» What is expected:
Find the word "crossBorder" in the listing; pull out each line holding it.
>>
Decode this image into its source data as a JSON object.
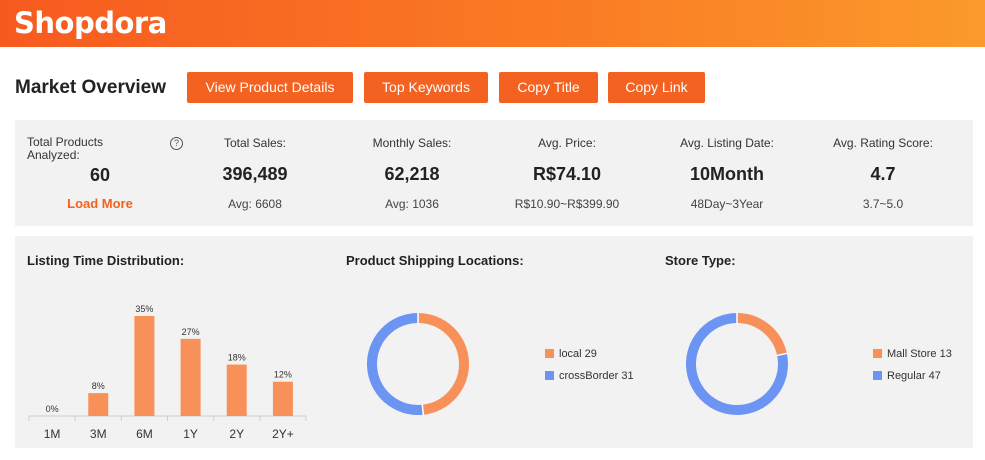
{
  "app": {
    "logo": "Shopdora"
  },
  "header": {
    "title": "Market Overview",
    "buttons": {
      "view_details": "View Product Details",
      "top_keywords": "Top Keywords",
      "copy_title": "Copy Title",
      "copy_link": "Copy Link"
    }
  },
  "stats": {
    "total_products": {
      "label": "Total Products Analyzed:",
      "value": "60",
      "action": "Load More",
      "help_icon": "?"
    },
    "total_sales": {
      "label": "Total Sales:",
      "value": "396,489",
      "sub": "Avg: 6608"
    },
    "monthly_sales": {
      "label": "Monthly Sales:",
      "value": "62,218",
      "sub": "Avg: 1036"
    },
    "avg_price": {
      "label": "Avg. Price:",
      "value": "R$74.10",
      "sub": "R$10.90~R$399.90"
    },
    "avg_listing": {
      "label": "Avg. Listing Date:",
      "value": "10Month",
      "sub": "48Day~3Year"
    },
    "avg_rating": {
      "label": "Avg. Rating Score:",
      "value": "4.7",
      "sub": "3.7~5.0"
    }
  },
  "panels": {
    "listing_time": {
      "title": "Listing Time Distribution:"
    },
    "shipping": {
      "title": "Product Shipping Locations:",
      "legend": [
        {
          "label": "local 29",
          "color": "#f79159"
        },
        {
          "label": "crossBorder 31",
          "color": "#6b94f3"
        }
      ]
    },
    "store_type": {
      "title": "Store Type:",
      "legend": [
        {
          "label": "Mall Store 13",
          "color": "#f79159"
        },
        {
          "label": "Regular 47",
          "color": "#6b94f3"
        }
      ]
    }
  },
  "chart_data": [
    {
      "type": "bar",
      "title": "Listing Time Distribution:",
      "categories": [
        "1M",
        "3M",
        "6M",
        "1Y",
        "2Y",
        "2Y+"
      ],
      "values": [
        0,
        8,
        35,
        27,
        18,
        12
      ],
      "labels": [
        "0%",
        "8%",
        "35%",
        "27%",
        "18%",
        "12%"
      ],
      "unit": "%",
      "color": "#f79159",
      "ylim": [
        0,
        35
      ]
    },
    {
      "type": "pie",
      "subtype": "donut",
      "title": "Product Shipping Locations:",
      "slices": [
        {
          "name": "local",
          "value": 29,
          "color": "#f79159"
        },
        {
          "name": "crossBorder",
          "value": 31,
          "color": "#6b94f3"
        }
      ]
    },
    {
      "type": "pie",
      "subtype": "donut",
      "title": "Store Type:",
      "slices": [
        {
          "name": "Mall Store",
          "value": 13,
          "color": "#f79159"
        },
        {
          "name": "Regular",
          "value": 47,
          "color": "#6b94f3"
        }
      ]
    }
  ]
}
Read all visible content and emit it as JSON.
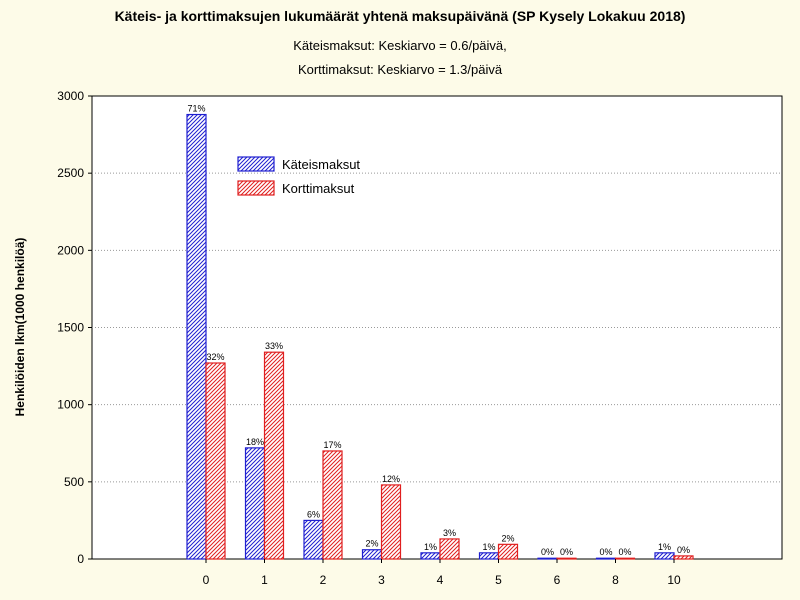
{
  "chart_data": {
    "type": "bar",
    "title": "Käteis- ja korttimaksujen lukumäärät yhtenä maksupäivänä (SP Kysely Lokakuu 2018)",
    "subtitle_1": "Käteismaksut: Keskiarvo = 0.6/päivä,",
    "subtitle_2": "Korttimaksut: Keskiarvo = 1.3/päivä",
    "ylabel": "Henkilöiden lkm(1000 henkilöä)",
    "xlabel": "",
    "ylim": [
      0,
      3000
    ],
    "yticks": [
      0,
      500,
      1000,
      1500,
      2000,
      2500,
      3000
    ],
    "categories": [
      "0",
      "1",
      "2",
      "3",
      "4",
      "5",
      "6",
      "8",
      "10"
    ],
    "series": [
      {
        "name": "Käteismaksut",
        "color": "#1f1fd0",
        "values": [
          2880,
          720,
          250,
          60,
          40,
          40,
          5,
          5,
          40
        ],
        "labels": [
          "71%",
          "18%",
          "6%",
          "2%",
          "1%",
          "1%",
          "0%",
          "0%",
          "1%"
        ]
      },
      {
        "name": "Korttimaksut",
        "color": "#e01f1f",
        "values": [
          1270,
          1340,
          700,
          480,
          130,
          95,
          5,
          5,
          20
        ],
        "labels": [
          "32%",
          "33%",
          "17%",
          "12%",
          "3%",
          "2%",
          "0%",
          "0%",
          "0%"
        ]
      }
    ],
    "grid": true,
    "legend_position": "top-left"
  }
}
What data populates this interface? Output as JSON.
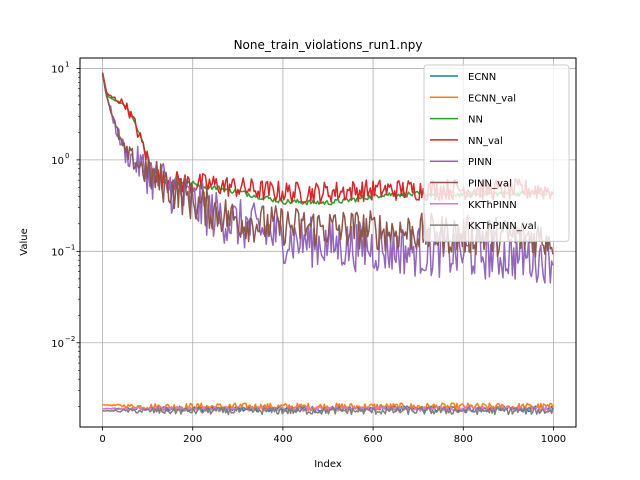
{
  "chart_data": {
    "type": "line",
    "title": "None_train_violations_run1.npy",
    "xlabel": "Index",
    "ylabel": "Value",
    "xlim": [
      -50,
      1050
    ],
    "ylim": [
      0.0012,
      13
    ],
    "yscale": "log",
    "grid": true,
    "legend_position": "top-right",
    "x_ticks": [
      0,
      200,
      400,
      600,
      800,
      1000
    ],
    "x_tick_labels": [
      "0",
      "200",
      "400",
      "600",
      "800",
      "1000"
    ],
    "y_ticks": [
      0.01,
      0.1,
      1,
      10
    ],
    "y_tick_labels": [
      "10",
      "10",
      "10",
      "10"
    ],
    "y_tick_exponents": [
      "−2",
      "−1",
      "0",
      "1"
    ],
    "series": [
      {
        "name": "ECNN",
        "color": "#1f77b4",
        "noise": 0.03,
        "points": [
          [
            0,
            0.0019
          ],
          [
            1000,
            0.0019
          ]
        ]
      },
      {
        "name": "ECNN_val",
        "color": "#ff7f0e",
        "noise": 0.04,
        "points": [
          [
            0,
            0.0021
          ],
          [
            100,
            0.002
          ],
          [
            1000,
            0.002
          ]
        ]
      },
      {
        "name": "NN",
        "color": "#2ca02c",
        "noise": 0.03,
        "points": [
          [
            0,
            9.0
          ],
          [
            10,
            5.0
          ],
          [
            30,
            4.4
          ],
          [
            50,
            4.0
          ],
          [
            70,
            2.6
          ],
          [
            90,
            1.5
          ],
          [
            110,
            0.8
          ],
          [
            130,
            0.6
          ],
          [
            200,
            0.55
          ],
          [
            300,
            0.45
          ],
          [
            400,
            0.35
          ],
          [
            500,
            0.34
          ],
          [
            560,
            0.37
          ],
          [
            620,
            0.42
          ],
          [
            700,
            0.42
          ],
          [
            800,
            0.42
          ],
          [
            900,
            0.43
          ],
          [
            1000,
            0.43
          ]
        ]
      },
      {
        "name": "NN_val",
        "color": "#d62728",
        "noise": 0.12,
        "points": [
          [
            0,
            9.0
          ],
          [
            10,
            5.2
          ],
          [
            30,
            4.6
          ],
          [
            50,
            4.1
          ],
          [
            70,
            2.6
          ],
          [
            90,
            1.4
          ],
          [
            110,
            0.75
          ],
          [
            130,
            0.6
          ],
          [
            200,
            0.55
          ],
          [
            260,
            0.53
          ],
          [
            300,
            0.5
          ],
          [
            360,
            0.46
          ],
          [
            420,
            0.44
          ],
          [
            480,
            0.44
          ],
          [
            560,
            0.46
          ],
          [
            640,
            0.47
          ],
          [
            700,
            0.47
          ],
          [
            800,
            0.48
          ],
          [
            900,
            0.47
          ],
          [
            1000,
            0.47
          ]
        ]
      },
      {
        "name": "PINN",
        "color": "#9467bd",
        "noise": 0.28,
        "points": [
          [
            0,
            8.5
          ],
          [
            10,
            4.8
          ],
          [
            30,
            2.2
          ],
          [
            50,
            1.2
          ],
          [
            80,
            0.9
          ],
          [
            110,
            0.65
          ],
          [
            150,
            0.5
          ],
          [
            200,
            0.33
          ],
          [
            250,
            0.25
          ],
          [
            300,
            0.2
          ],
          [
            350,
            0.17
          ],
          [
            400,
            0.14
          ],
          [
            500,
            0.12
          ],
          [
            600,
            0.11
          ],
          [
            700,
            0.1
          ],
          [
            800,
            0.095
          ],
          [
            900,
            0.09
          ],
          [
            1000,
            0.085
          ]
        ]
      },
      {
        "name": "PINN_val",
        "color": "#8c564b",
        "noise": 0.22,
        "points": [
          [
            0,
            8.5
          ],
          [
            10,
            4.8
          ],
          [
            30,
            2.2
          ],
          [
            50,
            1.2
          ],
          [
            80,
            0.9
          ],
          [
            110,
            0.65
          ],
          [
            150,
            0.5
          ],
          [
            200,
            0.35
          ],
          [
            250,
            0.27
          ],
          [
            300,
            0.22
          ],
          [
            350,
            0.2
          ],
          [
            400,
            0.19
          ],
          [
            500,
            0.18
          ],
          [
            600,
            0.17
          ],
          [
            700,
            0.16
          ],
          [
            800,
            0.15
          ],
          [
            900,
            0.145
          ],
          [
            1000,
            0.14
          ]
        ]
      },
      {
        "name": "KKThPINN",
        "color": "#e377c2",
        "noise": 0.025,
        "points": [
          [
            0,
            0.0019
          ],
          [
            1000,
            0.0019
          ]
        ]
      },
      {
        "name": "KKThPINN_val",
        "color": "#7f7f7f",
        "noise": 0.04,
        "points": [
          [
            0,
            0.0018
          ],
          [
            1000,
            0.0018
          ]
        ]
      }
    ]
  }
}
<<
» Output for this task:
          "label": "crossBorder 31",
          "name": "crossBorder",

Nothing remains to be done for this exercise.